■ THE EXERCISE ■
Where the data below has the string "const", return the whole line.

■ SUPPLIED DATA ■
** Begin **

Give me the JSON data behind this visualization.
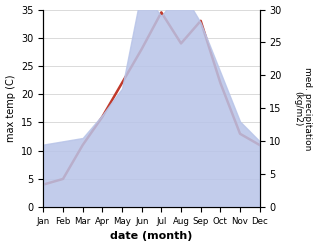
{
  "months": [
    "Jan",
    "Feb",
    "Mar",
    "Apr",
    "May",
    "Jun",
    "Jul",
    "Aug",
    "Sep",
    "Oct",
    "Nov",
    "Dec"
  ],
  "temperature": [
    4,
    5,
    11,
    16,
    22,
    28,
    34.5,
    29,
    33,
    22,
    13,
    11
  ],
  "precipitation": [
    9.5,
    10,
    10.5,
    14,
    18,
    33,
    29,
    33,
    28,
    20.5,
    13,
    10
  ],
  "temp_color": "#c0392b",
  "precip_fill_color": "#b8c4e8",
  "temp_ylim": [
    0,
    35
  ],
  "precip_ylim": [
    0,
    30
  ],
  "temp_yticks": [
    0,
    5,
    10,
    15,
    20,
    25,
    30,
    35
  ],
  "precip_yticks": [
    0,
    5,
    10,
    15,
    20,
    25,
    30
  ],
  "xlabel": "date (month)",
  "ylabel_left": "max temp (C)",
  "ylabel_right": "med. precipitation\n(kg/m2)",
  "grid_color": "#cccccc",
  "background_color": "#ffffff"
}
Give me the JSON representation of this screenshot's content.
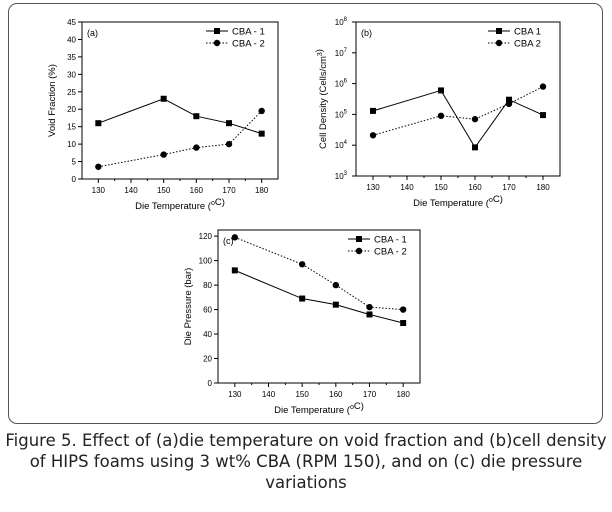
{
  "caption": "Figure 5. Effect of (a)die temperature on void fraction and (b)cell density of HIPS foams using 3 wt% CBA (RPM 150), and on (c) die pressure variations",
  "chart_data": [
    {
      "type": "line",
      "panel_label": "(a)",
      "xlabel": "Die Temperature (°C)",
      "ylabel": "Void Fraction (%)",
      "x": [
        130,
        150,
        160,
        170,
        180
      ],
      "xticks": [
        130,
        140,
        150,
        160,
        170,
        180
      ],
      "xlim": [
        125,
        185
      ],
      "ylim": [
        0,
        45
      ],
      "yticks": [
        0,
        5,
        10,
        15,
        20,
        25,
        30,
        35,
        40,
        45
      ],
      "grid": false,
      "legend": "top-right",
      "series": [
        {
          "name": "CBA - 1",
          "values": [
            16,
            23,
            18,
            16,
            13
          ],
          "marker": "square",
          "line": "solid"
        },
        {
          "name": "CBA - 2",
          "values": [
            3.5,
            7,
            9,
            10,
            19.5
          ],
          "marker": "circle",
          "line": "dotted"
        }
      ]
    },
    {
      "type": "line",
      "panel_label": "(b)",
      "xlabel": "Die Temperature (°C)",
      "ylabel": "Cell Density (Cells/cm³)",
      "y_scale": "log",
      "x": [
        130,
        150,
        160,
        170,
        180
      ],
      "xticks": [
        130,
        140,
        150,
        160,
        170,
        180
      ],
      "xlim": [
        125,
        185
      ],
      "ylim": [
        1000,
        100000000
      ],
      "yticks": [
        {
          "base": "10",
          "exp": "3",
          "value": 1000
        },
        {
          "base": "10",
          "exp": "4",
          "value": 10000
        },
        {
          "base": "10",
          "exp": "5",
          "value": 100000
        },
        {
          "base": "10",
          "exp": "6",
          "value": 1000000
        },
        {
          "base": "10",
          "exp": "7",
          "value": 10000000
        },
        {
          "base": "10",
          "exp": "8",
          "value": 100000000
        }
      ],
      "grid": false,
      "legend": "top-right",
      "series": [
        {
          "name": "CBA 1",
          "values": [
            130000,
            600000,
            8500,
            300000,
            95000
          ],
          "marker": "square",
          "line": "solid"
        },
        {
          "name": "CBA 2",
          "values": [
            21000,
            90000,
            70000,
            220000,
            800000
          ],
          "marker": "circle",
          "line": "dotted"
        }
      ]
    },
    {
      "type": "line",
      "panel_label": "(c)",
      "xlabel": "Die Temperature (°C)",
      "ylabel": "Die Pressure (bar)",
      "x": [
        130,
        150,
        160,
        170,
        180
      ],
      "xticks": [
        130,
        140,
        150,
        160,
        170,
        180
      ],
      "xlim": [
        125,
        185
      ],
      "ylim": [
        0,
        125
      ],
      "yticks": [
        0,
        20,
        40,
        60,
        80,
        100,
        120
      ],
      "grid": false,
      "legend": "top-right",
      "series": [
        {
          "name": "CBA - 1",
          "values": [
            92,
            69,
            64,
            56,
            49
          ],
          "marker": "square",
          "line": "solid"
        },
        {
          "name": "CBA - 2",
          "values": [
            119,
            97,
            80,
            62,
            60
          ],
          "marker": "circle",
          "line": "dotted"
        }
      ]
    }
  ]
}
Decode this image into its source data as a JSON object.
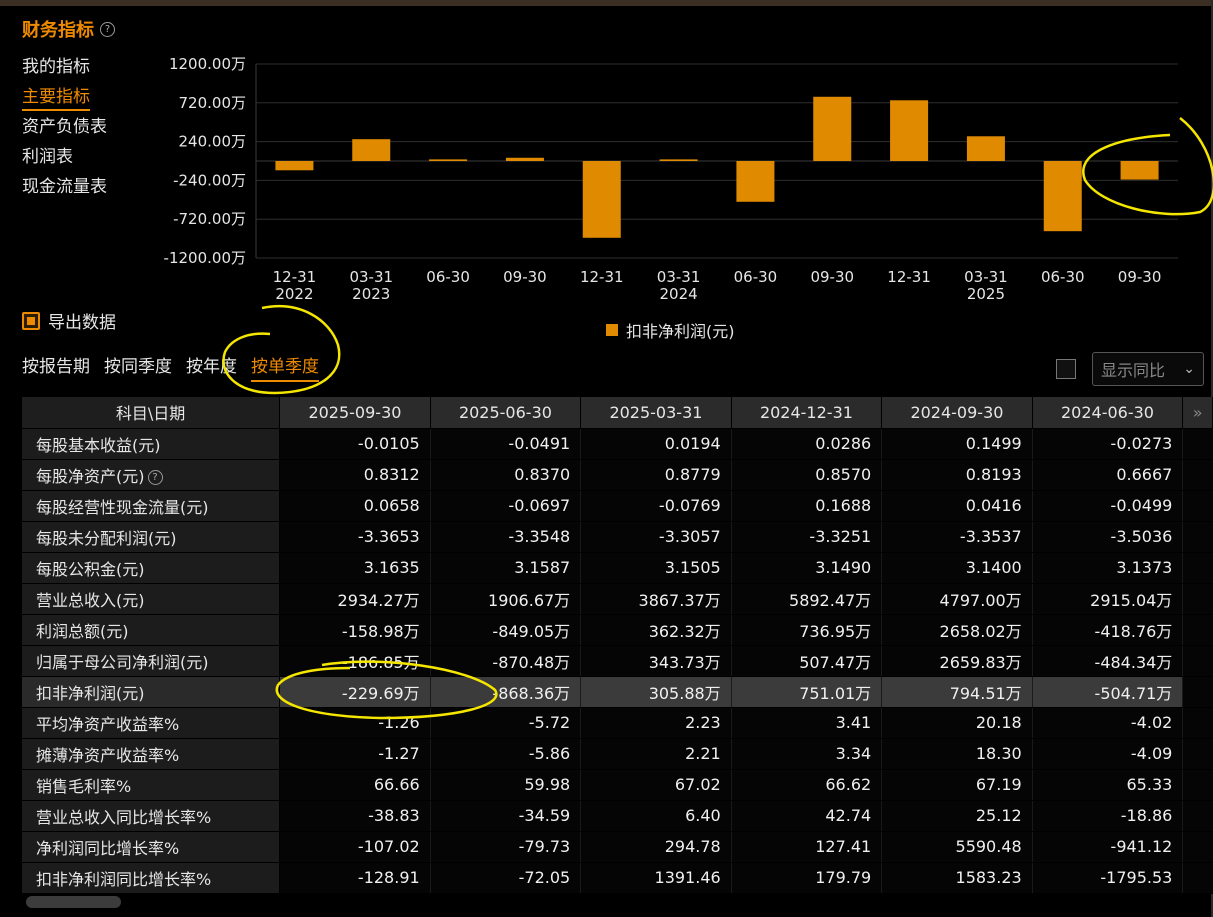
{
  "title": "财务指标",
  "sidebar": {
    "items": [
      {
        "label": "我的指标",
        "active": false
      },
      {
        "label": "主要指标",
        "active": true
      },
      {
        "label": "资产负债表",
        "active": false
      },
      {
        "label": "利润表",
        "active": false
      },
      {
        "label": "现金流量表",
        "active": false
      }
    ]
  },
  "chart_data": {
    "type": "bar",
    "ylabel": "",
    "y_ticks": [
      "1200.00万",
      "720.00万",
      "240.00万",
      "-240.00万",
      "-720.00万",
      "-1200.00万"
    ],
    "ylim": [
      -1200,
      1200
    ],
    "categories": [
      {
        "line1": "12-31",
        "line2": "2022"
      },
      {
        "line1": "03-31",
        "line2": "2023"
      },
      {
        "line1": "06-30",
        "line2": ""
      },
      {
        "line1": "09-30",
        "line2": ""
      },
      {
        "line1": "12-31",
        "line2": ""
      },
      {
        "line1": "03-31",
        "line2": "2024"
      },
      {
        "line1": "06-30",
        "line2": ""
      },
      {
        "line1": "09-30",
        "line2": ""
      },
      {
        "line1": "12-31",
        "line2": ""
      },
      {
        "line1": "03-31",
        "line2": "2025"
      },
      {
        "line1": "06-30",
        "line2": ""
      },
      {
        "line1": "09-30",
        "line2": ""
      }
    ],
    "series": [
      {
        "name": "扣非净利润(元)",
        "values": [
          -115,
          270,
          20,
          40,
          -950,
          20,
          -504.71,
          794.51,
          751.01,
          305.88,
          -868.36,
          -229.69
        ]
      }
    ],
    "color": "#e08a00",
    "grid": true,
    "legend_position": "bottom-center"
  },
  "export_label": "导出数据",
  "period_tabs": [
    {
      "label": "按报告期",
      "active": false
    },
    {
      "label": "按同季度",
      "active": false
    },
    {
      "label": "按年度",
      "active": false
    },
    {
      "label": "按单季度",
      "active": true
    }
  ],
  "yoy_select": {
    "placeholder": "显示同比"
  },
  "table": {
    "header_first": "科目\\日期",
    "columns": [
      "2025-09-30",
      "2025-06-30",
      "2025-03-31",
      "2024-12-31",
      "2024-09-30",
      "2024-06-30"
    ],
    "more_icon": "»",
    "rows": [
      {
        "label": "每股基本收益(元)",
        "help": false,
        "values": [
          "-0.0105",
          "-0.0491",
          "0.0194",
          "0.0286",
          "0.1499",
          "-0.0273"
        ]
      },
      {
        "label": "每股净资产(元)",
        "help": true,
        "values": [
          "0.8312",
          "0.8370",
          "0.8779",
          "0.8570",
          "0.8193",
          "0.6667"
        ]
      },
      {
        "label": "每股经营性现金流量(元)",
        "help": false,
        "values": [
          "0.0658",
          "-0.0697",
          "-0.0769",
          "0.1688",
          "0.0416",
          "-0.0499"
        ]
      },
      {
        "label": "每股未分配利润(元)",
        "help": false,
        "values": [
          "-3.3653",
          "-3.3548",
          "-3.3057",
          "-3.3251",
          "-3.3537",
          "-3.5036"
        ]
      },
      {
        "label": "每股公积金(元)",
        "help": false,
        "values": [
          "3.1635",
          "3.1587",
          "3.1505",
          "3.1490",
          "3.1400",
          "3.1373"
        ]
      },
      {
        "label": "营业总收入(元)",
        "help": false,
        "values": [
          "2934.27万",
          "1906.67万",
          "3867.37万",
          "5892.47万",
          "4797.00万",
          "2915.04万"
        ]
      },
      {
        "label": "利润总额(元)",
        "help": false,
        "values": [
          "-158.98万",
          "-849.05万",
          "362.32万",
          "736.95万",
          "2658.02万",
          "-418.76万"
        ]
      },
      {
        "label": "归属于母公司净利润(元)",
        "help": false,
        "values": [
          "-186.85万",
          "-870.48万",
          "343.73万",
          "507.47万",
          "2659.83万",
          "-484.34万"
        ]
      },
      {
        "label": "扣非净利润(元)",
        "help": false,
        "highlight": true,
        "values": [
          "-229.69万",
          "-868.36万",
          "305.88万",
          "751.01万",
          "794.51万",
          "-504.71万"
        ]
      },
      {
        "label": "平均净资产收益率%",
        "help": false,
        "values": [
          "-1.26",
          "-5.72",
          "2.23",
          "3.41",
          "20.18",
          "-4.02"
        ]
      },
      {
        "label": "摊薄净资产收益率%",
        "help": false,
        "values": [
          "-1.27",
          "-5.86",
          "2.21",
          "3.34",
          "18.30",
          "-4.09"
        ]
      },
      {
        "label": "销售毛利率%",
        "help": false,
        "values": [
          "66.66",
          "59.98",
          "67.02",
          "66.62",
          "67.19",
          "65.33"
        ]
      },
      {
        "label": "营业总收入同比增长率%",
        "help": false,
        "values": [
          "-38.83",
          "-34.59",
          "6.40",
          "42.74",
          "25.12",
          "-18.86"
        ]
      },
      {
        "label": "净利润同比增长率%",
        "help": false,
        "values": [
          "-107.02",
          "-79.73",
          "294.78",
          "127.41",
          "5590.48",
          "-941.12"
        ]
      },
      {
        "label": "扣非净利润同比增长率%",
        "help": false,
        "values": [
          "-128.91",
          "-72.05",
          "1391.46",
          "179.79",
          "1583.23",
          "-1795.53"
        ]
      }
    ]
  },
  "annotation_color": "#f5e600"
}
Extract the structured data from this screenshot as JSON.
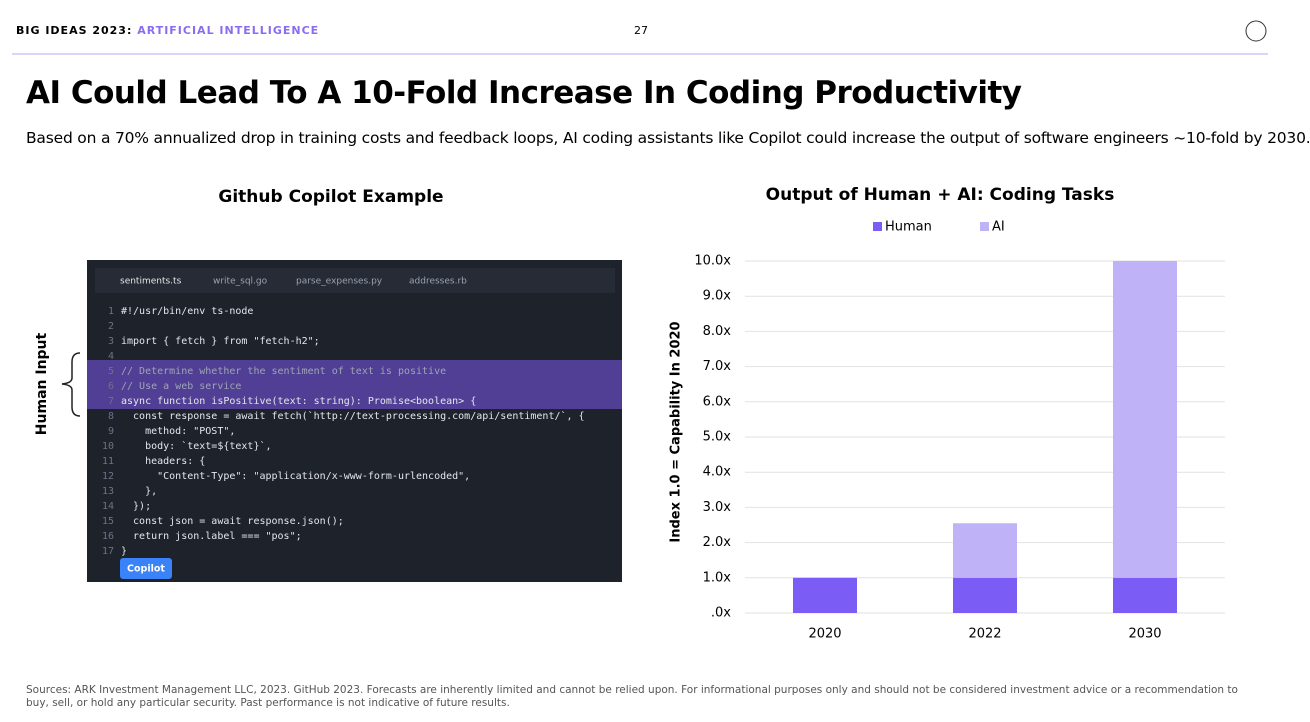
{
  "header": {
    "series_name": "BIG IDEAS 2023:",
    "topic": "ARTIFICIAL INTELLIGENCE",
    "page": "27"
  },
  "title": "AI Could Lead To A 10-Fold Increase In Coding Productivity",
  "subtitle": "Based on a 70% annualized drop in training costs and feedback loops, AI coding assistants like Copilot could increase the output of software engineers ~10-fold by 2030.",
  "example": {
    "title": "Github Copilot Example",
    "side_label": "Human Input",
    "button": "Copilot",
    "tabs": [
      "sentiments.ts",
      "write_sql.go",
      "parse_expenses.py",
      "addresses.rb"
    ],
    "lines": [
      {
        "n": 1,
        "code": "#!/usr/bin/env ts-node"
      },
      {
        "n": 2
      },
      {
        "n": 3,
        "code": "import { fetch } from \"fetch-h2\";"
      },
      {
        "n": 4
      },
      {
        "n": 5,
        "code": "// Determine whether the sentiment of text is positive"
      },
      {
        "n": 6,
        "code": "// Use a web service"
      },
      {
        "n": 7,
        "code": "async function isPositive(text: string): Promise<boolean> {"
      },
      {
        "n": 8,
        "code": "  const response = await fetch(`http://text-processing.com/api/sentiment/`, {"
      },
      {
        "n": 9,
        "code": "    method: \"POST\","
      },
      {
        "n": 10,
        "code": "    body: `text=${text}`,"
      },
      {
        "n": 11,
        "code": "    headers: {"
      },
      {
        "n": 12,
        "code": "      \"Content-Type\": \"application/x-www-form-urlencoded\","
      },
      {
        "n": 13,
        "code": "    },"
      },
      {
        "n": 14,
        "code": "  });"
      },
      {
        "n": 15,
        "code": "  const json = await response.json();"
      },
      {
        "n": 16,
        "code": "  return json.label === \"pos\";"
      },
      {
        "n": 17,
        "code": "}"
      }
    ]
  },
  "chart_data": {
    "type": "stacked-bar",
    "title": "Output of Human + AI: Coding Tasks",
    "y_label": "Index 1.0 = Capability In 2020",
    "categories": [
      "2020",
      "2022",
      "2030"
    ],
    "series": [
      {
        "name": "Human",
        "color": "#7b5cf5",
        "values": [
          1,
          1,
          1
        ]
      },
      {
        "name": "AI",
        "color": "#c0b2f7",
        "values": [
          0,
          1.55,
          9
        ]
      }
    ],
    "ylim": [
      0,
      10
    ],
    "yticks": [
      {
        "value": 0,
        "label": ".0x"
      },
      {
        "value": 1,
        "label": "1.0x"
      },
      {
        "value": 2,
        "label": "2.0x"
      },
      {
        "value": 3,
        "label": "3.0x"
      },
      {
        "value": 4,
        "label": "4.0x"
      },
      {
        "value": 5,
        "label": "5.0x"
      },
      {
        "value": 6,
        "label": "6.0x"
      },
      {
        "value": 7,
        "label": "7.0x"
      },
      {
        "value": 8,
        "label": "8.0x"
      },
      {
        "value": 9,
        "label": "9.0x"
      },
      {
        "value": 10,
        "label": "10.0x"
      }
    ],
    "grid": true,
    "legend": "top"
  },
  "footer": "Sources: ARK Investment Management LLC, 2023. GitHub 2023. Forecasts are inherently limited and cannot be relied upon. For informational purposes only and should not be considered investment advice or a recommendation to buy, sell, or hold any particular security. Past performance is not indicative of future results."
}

** End **

■ COMPLETE ANSWER ■
        "code": "  const response = await fetch(`http://text-processing.com/api/sentiment/`, {"
        "code": "  const json = await response.json();"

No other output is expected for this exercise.